■ **What the task requires**: The listing must be reproduced in full, exactly as it stands.

##### Input material #####

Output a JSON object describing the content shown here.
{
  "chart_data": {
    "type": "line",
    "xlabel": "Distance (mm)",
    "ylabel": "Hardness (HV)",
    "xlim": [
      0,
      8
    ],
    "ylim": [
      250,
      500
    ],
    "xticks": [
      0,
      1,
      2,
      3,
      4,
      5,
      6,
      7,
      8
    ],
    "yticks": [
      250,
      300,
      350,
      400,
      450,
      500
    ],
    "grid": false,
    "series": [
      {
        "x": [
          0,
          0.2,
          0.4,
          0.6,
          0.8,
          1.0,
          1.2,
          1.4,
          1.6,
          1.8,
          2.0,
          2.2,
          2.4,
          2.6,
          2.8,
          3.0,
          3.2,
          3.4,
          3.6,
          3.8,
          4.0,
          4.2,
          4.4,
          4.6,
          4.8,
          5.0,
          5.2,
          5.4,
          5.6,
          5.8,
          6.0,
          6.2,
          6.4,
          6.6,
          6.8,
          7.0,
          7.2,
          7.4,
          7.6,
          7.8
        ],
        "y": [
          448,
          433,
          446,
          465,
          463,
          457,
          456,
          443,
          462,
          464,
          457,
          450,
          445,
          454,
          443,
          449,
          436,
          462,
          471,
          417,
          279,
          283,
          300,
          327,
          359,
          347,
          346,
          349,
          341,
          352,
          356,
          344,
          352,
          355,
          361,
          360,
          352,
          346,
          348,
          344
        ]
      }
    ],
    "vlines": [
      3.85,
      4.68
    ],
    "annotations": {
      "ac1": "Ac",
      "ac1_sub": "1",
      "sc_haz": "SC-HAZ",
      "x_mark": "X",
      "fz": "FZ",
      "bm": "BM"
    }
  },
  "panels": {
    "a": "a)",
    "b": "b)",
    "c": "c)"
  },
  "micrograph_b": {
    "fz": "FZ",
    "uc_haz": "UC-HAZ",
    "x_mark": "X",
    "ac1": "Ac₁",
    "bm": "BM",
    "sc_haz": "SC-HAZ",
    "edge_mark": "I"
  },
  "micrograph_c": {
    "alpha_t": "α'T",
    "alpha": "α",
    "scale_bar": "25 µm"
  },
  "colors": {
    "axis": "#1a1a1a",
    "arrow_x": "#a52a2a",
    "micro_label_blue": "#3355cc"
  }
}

#####

■ **Worked answer**:
Output a JSON object describing the content shown here.
{
  "chart_data": {
    "type": "line",
    "xlabel": "Distance (mm)",
    "ylabel": "Hardness (HV)",
    "xlim": [
      0,
      8
    ],
    "ylim": [
      250,
      500
    ],
    "xticks": [
      0,
      1,
      2,
      3,
      4,
      5,
      6,
      7,
      8
    ],
    "yticks": [
      250,
      300,
      350,
      400,
      450,
      500
    ],
    "grid": false,
    "series": [
      {
        "x": [
          0,
          0.2,
          0.4,
          0.6,
          0.8,
          1.0,
          1.2,
          1.4,
          1.6,
          1.8,
          2.0,
          2.2,
          2.4,
          2.6,
          2.8,
          3.0,
          3.2,
          3.4,
          3.6,
          3.8,
          4.0,
          4.2,
          4.4,
          4.6,
          4.8,
          5.0,
          5.2,
          5.4,
          5.6,
          5.8,
          6.0,
          6.2,
          6.4,
          6.6,
          6.8,
          7.0,
          7.2,
          7.4,
          7.6,
          7.8
        ],
        "y": [
          448,
          433,
          446,
          465,
          463,
          457,
          456,
          443,
          462,
          464,
          457,
          450,
          445,
          454,
          443,
          449,
          436,
          462,
          471,
          417,
          279,
          283,
          300,
          327,
          359,
          347,
          346,
          349,
          341,
          352,
          356,
          344,
          352,
          355,
          361,
          360,
          352,
          346,
          348,
          344
        ]
      }
    ],
    "vlines": [
      3.85,
      4.68
    ],
    "annotations": {
      "ac1": "Ac",
      "ac1_sub": "1",
      "sc_haz": "SC-HAZ",
      "x_mark": "X",
      "fz": "FZ",
      "bm": "BM"
    }
  },
  "panels": {
    "a": "a)",
    "b": "b)",
    "c": "c)"
  },
  "micrograph_b": {
    "fz": "FZ",
    "uc_haz": "UC-HAZ",
    "x_mark": "X",
    "ac1": "Ac₁",
    "bm": "BM",
    "sc_haz": "SC-HAZ",
    "edge_mark": "I"
  },
  "micrograph_c": {
    "alpha_t": "α'T",
    "alpha": "α",
    "scale_bar": "25 µm"
  },
  "colors": {
    "axis": "#1a1a1a",
    "arrow_x": "#a52a2a",
    "micro_label_blue": "#3355cc"
  }
}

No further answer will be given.